Data items:

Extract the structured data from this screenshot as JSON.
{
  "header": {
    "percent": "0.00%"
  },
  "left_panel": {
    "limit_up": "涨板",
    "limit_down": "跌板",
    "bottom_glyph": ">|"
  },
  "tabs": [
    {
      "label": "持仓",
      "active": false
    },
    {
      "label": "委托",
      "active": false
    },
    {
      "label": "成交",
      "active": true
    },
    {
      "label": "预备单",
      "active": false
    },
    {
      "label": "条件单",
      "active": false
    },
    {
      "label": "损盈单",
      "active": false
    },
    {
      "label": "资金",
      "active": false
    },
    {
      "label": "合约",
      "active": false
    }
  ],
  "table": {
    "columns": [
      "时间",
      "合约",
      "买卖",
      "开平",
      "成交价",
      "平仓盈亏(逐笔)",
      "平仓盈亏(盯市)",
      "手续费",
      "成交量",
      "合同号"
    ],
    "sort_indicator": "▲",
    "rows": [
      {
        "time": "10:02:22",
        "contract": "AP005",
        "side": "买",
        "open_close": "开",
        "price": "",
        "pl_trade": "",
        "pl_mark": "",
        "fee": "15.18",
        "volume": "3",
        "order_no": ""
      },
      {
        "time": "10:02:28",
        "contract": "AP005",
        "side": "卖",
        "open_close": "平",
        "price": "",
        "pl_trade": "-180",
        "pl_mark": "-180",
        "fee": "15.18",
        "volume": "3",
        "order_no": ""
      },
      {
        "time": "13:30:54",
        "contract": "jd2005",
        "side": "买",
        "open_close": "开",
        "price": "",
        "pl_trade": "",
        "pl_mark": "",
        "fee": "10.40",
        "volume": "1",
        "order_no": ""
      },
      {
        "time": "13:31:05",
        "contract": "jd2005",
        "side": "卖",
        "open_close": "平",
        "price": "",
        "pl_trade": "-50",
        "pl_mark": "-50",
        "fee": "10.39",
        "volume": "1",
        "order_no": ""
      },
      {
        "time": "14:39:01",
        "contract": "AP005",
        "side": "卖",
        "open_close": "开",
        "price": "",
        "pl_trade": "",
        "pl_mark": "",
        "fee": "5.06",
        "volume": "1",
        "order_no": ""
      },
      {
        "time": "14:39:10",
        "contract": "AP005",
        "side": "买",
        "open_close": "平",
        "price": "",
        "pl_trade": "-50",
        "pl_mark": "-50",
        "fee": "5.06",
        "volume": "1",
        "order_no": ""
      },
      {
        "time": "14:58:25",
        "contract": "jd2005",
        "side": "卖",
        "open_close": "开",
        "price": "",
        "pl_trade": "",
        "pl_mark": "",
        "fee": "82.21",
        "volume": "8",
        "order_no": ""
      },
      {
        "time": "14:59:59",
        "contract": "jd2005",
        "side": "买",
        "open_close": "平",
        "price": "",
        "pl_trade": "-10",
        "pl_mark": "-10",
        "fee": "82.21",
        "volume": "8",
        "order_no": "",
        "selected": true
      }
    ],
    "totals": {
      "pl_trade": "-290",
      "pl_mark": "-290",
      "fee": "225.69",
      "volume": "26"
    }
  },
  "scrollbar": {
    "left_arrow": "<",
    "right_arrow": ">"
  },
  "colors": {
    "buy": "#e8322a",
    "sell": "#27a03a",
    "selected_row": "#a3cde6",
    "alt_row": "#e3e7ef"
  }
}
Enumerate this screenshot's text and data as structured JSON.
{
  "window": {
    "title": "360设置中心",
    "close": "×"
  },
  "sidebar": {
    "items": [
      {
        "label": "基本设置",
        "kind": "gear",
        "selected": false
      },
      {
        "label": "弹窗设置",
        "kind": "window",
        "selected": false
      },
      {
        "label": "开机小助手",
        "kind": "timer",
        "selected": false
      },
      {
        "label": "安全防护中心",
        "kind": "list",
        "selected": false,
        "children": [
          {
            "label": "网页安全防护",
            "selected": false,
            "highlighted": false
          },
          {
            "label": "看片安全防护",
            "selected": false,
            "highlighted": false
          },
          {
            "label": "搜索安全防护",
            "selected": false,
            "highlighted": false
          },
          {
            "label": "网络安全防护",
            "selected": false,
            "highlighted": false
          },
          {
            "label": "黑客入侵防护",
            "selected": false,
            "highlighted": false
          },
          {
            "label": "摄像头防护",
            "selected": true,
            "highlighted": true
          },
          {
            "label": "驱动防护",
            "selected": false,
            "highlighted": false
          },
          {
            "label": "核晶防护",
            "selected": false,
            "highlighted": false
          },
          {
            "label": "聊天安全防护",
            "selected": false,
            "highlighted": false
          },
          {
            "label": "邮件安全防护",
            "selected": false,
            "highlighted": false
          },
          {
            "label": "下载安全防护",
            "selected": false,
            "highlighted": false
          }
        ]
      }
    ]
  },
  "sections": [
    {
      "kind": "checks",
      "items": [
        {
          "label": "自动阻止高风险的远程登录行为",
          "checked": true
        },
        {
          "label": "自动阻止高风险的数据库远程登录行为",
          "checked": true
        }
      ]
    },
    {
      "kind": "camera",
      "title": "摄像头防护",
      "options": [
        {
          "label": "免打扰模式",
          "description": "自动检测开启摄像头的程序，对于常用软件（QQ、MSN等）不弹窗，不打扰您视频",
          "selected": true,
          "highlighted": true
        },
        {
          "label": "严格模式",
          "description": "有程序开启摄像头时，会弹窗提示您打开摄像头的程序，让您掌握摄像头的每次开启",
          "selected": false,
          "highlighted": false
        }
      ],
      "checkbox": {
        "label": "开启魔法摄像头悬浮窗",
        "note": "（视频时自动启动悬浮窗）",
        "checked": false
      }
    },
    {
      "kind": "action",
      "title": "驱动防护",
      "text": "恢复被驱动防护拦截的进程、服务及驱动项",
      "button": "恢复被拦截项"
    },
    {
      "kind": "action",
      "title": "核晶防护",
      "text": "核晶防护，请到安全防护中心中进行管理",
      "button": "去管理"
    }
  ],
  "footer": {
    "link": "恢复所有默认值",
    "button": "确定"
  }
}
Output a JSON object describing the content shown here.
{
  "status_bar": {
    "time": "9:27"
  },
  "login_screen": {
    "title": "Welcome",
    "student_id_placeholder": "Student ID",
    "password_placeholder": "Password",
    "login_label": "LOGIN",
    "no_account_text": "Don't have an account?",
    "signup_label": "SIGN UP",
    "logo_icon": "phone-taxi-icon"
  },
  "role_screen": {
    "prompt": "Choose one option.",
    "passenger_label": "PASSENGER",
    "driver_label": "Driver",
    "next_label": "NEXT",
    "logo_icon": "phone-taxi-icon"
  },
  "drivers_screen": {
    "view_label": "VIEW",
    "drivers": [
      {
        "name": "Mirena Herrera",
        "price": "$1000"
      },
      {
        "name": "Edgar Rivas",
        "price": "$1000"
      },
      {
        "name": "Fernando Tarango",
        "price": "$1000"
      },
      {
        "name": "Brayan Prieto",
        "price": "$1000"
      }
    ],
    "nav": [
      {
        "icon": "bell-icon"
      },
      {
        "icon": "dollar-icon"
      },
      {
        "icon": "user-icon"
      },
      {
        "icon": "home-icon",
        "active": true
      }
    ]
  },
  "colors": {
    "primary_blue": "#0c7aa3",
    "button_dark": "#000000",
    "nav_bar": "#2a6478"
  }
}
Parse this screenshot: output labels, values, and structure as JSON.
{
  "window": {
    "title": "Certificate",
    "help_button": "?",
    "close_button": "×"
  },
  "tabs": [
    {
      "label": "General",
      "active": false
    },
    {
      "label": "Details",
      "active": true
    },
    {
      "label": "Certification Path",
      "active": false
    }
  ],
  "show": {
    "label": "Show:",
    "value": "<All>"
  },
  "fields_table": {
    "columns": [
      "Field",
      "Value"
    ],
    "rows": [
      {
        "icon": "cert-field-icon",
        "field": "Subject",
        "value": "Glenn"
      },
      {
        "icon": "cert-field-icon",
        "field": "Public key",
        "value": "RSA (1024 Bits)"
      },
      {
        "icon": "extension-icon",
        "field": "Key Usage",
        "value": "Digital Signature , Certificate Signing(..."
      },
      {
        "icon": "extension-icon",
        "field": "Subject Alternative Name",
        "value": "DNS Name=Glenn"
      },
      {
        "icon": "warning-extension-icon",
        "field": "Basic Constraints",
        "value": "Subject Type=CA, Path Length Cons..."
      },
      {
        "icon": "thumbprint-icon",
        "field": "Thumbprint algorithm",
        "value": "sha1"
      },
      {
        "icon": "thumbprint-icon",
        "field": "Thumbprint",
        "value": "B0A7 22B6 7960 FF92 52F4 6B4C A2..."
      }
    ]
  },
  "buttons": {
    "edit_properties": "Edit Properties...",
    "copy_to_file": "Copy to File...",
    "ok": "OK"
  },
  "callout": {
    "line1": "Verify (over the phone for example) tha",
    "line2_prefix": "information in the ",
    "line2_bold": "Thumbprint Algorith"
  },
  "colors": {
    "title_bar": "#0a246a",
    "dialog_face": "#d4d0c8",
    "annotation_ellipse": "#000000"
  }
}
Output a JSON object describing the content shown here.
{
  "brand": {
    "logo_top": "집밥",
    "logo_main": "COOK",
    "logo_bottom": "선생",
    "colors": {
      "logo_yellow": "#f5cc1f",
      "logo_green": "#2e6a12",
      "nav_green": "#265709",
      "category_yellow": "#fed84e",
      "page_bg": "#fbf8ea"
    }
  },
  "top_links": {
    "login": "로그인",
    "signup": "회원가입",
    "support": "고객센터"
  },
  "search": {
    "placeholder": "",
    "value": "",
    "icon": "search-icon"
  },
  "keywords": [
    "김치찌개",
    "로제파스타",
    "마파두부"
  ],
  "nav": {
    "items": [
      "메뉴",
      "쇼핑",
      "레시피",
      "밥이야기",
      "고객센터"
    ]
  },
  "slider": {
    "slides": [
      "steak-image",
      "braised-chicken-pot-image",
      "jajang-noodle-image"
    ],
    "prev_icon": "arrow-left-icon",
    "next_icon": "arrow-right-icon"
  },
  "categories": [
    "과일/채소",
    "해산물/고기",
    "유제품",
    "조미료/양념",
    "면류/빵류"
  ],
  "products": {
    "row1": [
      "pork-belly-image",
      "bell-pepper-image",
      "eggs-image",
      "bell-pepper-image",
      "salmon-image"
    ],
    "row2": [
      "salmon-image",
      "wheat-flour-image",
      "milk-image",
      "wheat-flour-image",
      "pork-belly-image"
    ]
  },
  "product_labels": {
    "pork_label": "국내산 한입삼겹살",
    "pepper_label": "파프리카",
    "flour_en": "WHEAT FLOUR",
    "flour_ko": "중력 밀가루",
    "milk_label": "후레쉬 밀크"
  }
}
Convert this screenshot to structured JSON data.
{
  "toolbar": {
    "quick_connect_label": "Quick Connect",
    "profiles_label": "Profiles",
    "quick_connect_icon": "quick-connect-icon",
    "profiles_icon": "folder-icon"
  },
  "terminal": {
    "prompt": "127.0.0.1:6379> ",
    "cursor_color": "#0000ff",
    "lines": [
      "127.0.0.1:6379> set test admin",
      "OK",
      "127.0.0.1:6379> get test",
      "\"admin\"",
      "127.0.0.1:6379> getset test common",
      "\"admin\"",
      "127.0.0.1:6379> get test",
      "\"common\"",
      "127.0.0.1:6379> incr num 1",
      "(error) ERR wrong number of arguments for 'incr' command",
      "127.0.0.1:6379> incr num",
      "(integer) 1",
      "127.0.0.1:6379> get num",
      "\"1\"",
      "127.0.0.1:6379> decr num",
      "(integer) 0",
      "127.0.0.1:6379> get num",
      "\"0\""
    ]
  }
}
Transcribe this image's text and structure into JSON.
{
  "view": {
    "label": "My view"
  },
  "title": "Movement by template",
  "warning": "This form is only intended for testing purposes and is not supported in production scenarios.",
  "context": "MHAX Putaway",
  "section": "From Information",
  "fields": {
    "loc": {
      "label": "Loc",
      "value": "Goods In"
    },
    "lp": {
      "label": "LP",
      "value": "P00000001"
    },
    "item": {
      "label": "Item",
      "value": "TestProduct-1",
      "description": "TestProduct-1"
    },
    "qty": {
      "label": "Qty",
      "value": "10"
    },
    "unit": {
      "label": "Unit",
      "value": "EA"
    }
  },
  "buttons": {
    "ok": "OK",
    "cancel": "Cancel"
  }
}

Exercise goal: All lines above with "prompt" in them should be returned.

Answer to this task:
    "prompt": "Choose one option.",
    "prompt": "127.0.0.1:6379> ",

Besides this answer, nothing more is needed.